▶ WHAT TO PRODUCE: Work through the material below and count the lines holding the word "تقيس"; give that count and nothing more.

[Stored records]

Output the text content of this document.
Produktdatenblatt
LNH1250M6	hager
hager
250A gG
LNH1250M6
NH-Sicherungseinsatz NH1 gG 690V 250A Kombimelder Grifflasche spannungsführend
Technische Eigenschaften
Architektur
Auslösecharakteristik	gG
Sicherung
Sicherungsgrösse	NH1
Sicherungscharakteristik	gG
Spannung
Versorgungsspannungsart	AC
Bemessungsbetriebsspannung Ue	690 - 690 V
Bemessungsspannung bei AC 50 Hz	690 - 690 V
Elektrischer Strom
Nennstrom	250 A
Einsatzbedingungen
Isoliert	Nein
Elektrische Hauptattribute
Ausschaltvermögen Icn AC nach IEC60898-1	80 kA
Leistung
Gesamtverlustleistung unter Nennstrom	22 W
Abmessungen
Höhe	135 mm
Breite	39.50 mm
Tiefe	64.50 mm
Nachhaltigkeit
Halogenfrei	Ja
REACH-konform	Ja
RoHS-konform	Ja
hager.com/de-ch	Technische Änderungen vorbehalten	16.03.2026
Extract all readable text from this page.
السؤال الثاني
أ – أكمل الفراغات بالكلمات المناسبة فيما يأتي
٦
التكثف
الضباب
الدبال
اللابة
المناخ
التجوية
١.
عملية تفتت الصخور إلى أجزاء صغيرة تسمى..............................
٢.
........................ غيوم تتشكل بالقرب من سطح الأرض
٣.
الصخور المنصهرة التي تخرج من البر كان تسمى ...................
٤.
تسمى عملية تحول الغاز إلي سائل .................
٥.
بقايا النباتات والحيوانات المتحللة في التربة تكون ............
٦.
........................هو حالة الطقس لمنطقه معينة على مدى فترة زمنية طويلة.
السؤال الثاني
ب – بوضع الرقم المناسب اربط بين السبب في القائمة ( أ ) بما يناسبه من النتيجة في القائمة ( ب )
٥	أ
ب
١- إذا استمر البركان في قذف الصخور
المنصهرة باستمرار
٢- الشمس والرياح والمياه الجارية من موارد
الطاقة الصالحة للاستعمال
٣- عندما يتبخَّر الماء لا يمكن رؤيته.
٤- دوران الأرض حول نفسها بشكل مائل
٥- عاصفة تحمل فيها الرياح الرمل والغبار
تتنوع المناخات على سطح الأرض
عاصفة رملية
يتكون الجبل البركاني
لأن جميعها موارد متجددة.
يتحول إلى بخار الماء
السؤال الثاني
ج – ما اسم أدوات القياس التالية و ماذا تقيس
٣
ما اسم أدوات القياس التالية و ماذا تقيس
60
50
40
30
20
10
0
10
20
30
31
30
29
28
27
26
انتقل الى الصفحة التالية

▶ RESPONSE FOR THIS EXERCISE: 2